• Task instructions
Take each line that has the word "structured" and return it.

• Excerpts from a figure dataset
━━━━━━━━━━━━━━━━━━━━━━━━━━━━━━

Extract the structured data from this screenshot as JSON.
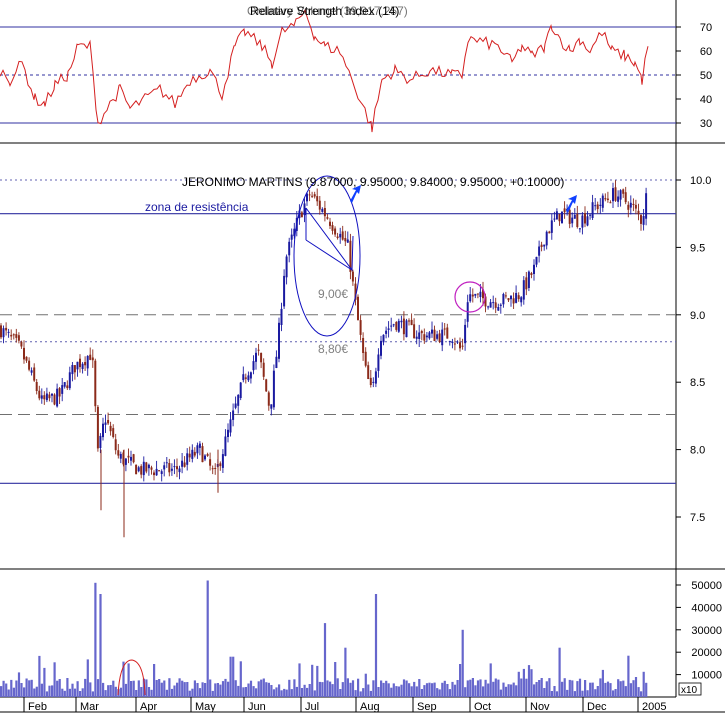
{
  "rsi_panel": {
    "title": "Relative Strength Index (14)",
    "overlay_text": "Ordinary Volume (39,917,257)",
    "ticks": [
      30,
      40,
      50,
      60,
      70
    ],
    "upper_band": 70,
    "mid_line": 50,
    "lower_band": 30
  },
  "price_panel": {
    "title": "JERONIMO MARTINS (9.87000, 9.95000, 9.84000, 9.95000, +0.10000)",
    "ticks": [
      "7.5",
      "8.0",
      "8.5",
      "9.0",
      "9.5",
      "10.0"
    ],
    "annotations": {
      "resistance_label": "zona de resistência",
      "level_900": "9,00€",
      "level_880": "8,80€"
    },
    "levels": {
      "resistance": 9.75,
      "top_dotted": 10.0,
      "dashed_900": 9.0,
      "dotted_880": 8.8,
      "dashed_826": 8.26,
      "support": 7.75
    }
  },
  "volume_panel": {
    "ticks": [
      "10000",
      "20000",
      "30000",
      "40000",
      "50000"
    ],
    "multiplier": "x10"
  },
  "x_axis": {
    "months": [
      "Feb",
      "Mar",
      "Apr",
      "May",
      "Jun",
      "Jul",
      "Aug",
      "Sep",
      "Oct",
      "Nov",
      "Dec",
      "2005"
    ]
  },
  "colors": {
    "up": "#1a1aa0",
    "down": "#8b2a1a",
    "rsi_line": "#d42020",
    "level_line": "#3030a0",
    "ellipse": "#1010c0",
    "circle": "#c020c0",
    "arrow": "#1040ff",
    "volume": "#6666cc",
    "annotation_blue": "#1a1aa0",
    "annotation_grey": "#808080"
  },
  "chart_data": {
    "type": "candlestick",
    "title": "JERONIMO MARTINS (9.87000, 9.95000, 9.84000, 9.95000, +0.10000)",
    "x_range": [
      "2004-01",
      "2004-12"
    ],
    "price_range": [
      7.2,
      10.3
    ],
    "close_path": [
      [
        "Jan",
        8.9
      ],
      [
        "Feb start",
        8.75
      ],
      [
        "Feb mid",
        8.35
      ],
      [
        "Feb end",
        8.4
      ],
      [
        "Mar start",
        8.7
      ],
      [
        "Mar mid",
        7.95
      ],
      [
        "Mar end",
        7.85
      ],
      [
        "Apr",
        7.85
      ],
      [
        "May start",
        7.95
      ],
      [
        "May mid",
        7.8
      ],
      [
        "Jun start",
        8.5
      ],
      [
        "Jun mid",
        8.7
      ],
      [
        "Jun end",
        8.4
      ],
      [
        "Jul start",
        9.9
      ],
      [
        "Jul mid",
        9.7
      ],
      [
        "Jul end",
        9.3
      ],
      [
        "Aug start",
        8.4
      ],
      [
        "Aug mid",
        8.9
      ],
      [
        "Sep",
        8.85
      ],
      [
        "Sep end",
        8.75
      ],
      [
        "Oct start",
        9.1
      ],
      [
        "Oct end",
        9.1
      ],
      [
        "Nov start",
        9.6
      ],
      [
        "Nov mid",
        9.8
      ],
      [
        "Dec",
        9.8
      ],
      [
        "Dec end",
        9.95
      ]
    ],
    "rsi": {
      "name": "Relative Strength Index (14)",
      "range": [
        20,
        80
      ],
      "path": [
        [
          "Jan",
          50
        ],
        [
          "Feb mid",
          38
        ],
        [
          "Mar start",
          62
        ],
        [
          "Mar mid",
          30
        ],
        [
          "Apr",
          40
        ],
        [
          "May",
          44
        ],
        [
          "Jun start",
          68
        ],
        [
          "Jul start",
          77
        ],
        [
          "Jul end",
          55
        ],
        [
          "Aug start",
          28
        ],
        [
          "Aug mid",
          48
        ],
        [
          "Sep",
          50
        ],
        [
          "Oct start",
          65
        ],
        [
          "Oct end",
          55
        ],
        [
          "Nov start",
          70
        ],
        [
          "Nov end",
          60
        ],
        [
          "Dec mid",
          65
        ],
        [
          "Dec end",
          48
        ]
      ]
    },
    "volume": {
      "unit_multiplier": 10,
      "max": 52000,
      "typical": 6000,
      "spikes": [
        [
          "Mar start",
          51000
        ],
        [
          "Mar end",
          15000
        ],
        [
          "May start",
          52000
        ],
        [
          "Jul mid",
          33000
        ],
        [
          "Aug start",
          46000
        ],
        [
          "Sep end",
          30000
        ],
        [
          "Nov",
          22000
        ]
      ]
    }
  }
}
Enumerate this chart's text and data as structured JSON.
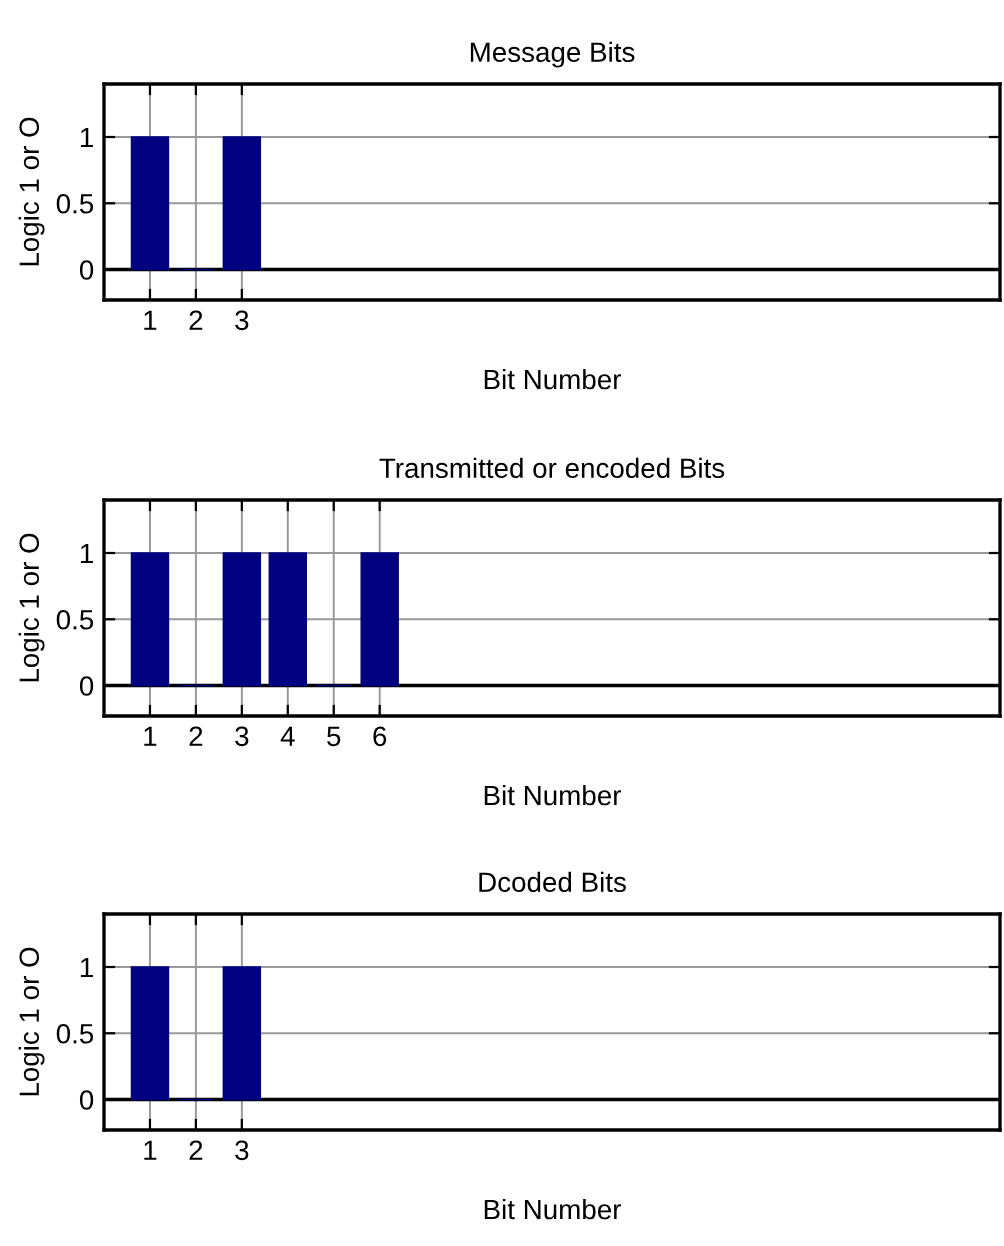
{
  "chart_data": [
    {
      "type": "bar",
      "title": "Message Bits",
      "xlabel": "Bit Number",
      "ylabel": "Logic 1 or O",
      "x": [
        1,
        2,
        3
      ],
      "values": [
        1,
        0,
        1
      ],
      "color": "#000080",
      "xlim": [
        0,
        19.5
      ],
      "xticks": [
        1,
        2,
        3
      ],
      "ylim": [
        -0.23,
        1.4
      ],
      "yticks": [
        0,
        0.5,
        1
      ],
      "grid": true
    },
    {
      "type": "bar",
      "title": "Transmitted or encoded Bits",
      "xlabel": "Bit Number",
      "ylabel": "Logic 1 or O",
      "x": [
        1,
        2,
        3,
        4,
        5,
        6
      ],
      "values": [
        1,
        0,
        1,
        1,
        0,
        1
      ],
      "color": "#000080",
      "xlim": [
        0,
        19.5
      ],
      "xticks": [
        1,
        2,
        3,
        4,
        5,
        6
      ],
      "ylim": [
        -0.23,
        1.4
      ],
      "yticks": [
        0,
        0.5,
        1
      ],
      "grid": true
    },
    {
      "type": "bar",
      "title": "Dcoded Bits",
      "xlabel": "Bit Number",
      "ylabel": "Logic 1 or O",
      "x": [
        1,
        2,
        3
      ],
      "values": [
        1,
        0,
        1
      ],
      "color": "#000080",
      "xlim": [
        0,
        19.5
      ],
      "xticks": [
        1,
        2,
        3
      ],
      "ylim": [
        -0.23,
        1.4
      ],
      "yticks": [
        0,
        0.5,
        1
      ],
      "grid": true
    }
  ]
}
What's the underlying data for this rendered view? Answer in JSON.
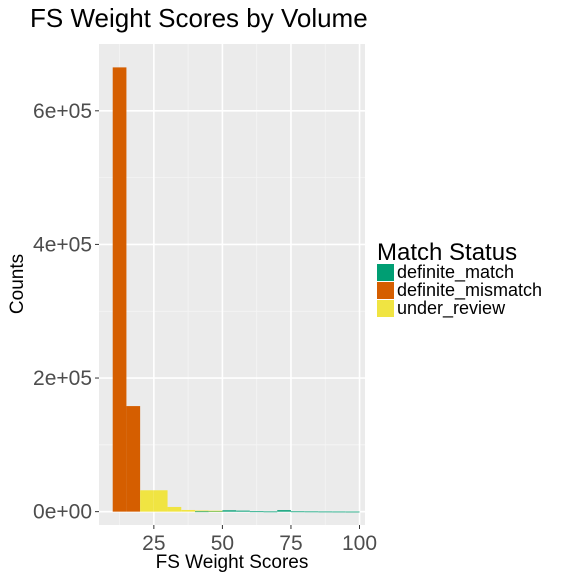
{
  "chart_data": {
    "type": "bar",
    "title": "FS Weight Scores by Volume",
    "xlabel": "FS Weight Scores",
    "ylabel": "Counts",
    "xlim": [
      5,
      102
    ],
    "ylim": [
      -20000,
      700000
    ],
    "x_ticks": [
      25,
      50,
      75,
      100
    ],
    "y_ticks": [
      0,
      200000,
      400000,
      600000
    ],
    "x_tick_labels": [
      "25",
      "50",
      "75",
      "100"
    ],
    "y_tick_labels": [
      "0e+00",
      "2e+05",
      "4e+05",
      "6e+05"
    ],
    "bin_width": 5,
    "grid": true,
    "stacked": true,
    "legend": {
      "title": "Match Status",
      "position": "right"
    },
    "series": [
      {
        "name": "definite_match",
        "color": "#009E73",
        "bins": [
          {
            "x0": 40,
            "x1": 45,
            "count": 500
          },
          {
            "x0": 45,
            "x1": 50,
            "count": 800
          },
          {
            "x0": 50,
            "x1": 55,
            "count": 2000
          },
          {
            "x0": 55,
            "x1": 60,
            "count": 1500
          },
          {
            "x0": 60,
            "x1": 65,
            "count": 500
          },
          {
            "x0": 65,
            "x1": 70,
            "count": 300
          },
          {
            "x0": 70,
            "x1": 75,
            "count": 2200
          },
          {
            "x0": 75,
            "x1": 80,
            "count": 400
          },
          {
            "x0": 80,
            "x1": 85,
            "count": 300
          },
          {
            "x0": 85,
            "x1": 90,
            "count": 200
          },
          {
            "x0": 90,
            "x1": 95,
            "count": 150
          },
          {
            "x0": 95,
            "x1": 100,
            "count": 100
          }
        ]
      },
      {
        "name": "definite_mismatch",
        "color": "#D55E00",
        "bins": [
          {
            "x0": 10,
            "x1": 15,
            "count": 665000
          },
          {
            "x0": 15,
            "x1": 20,
            "count": 158000
          }
        ]
      },
      {
        "name": "under_review",
        "color": "#F0E442",
        "bins": [
          {
            "x0": 20,
            "x1": 25,
            "count": 32000
          },
          {
            "x0": 25,
            "x1": 30,
            "count": 32000
          },
          {
            "x0": 30,
            "x1": 35,
            "count": 7000
          },
          {
            "x0": 35,
            "x1": 40,
            "count": 2500
          },
          {
            "x0": 40,
            "x1": 45,
            "count": 1200
          },
          {
            "x0": 45,
            "x1": 50,
            "count": 600
          }
        ]
      }
    ]
  }
}
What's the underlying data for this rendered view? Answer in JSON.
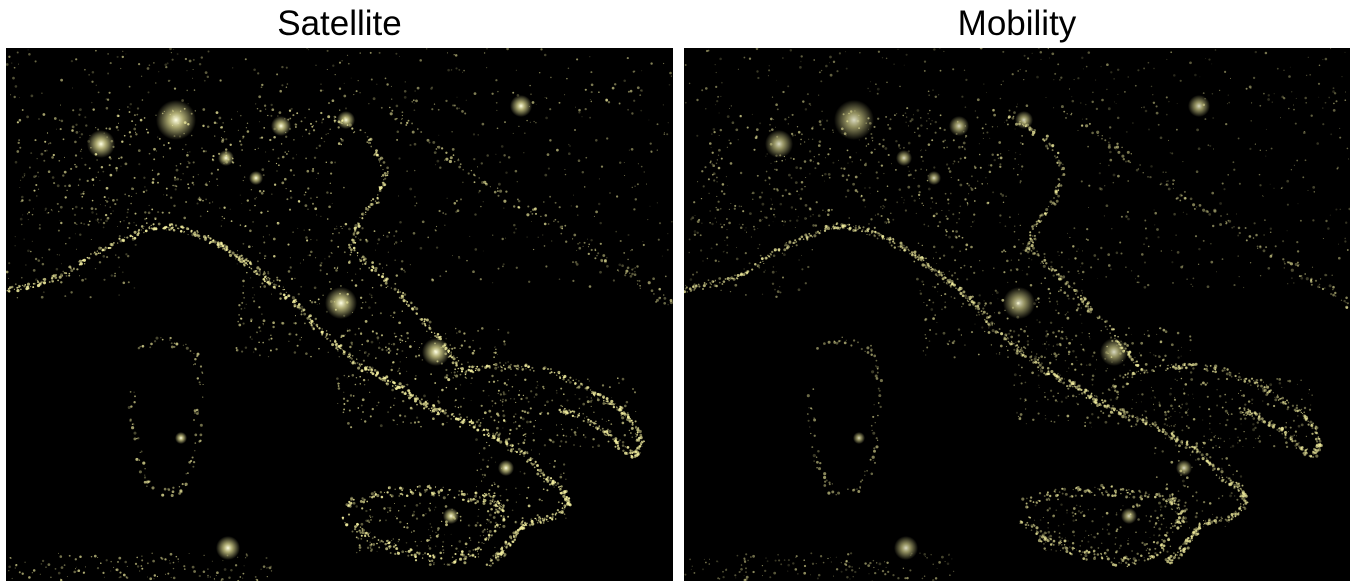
{
  "panels": [
    {
      "id": "satellite",
      "title": "Satellite"
    },
    {
      "id": "mobility",
      "title": "Mobility"
    }
  ],
  "colors": {
    "background": "#000000",
    "light": "#f4f0a0",
    "light_core": "#ffffe6"
  }
}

━━━━━━━━━━━━━━━━━━━━━━━━━━━━━━

• Completed task
Extract the structured data from this screenshot as JSON.
Enumerate this chart's text and data as structured JSON.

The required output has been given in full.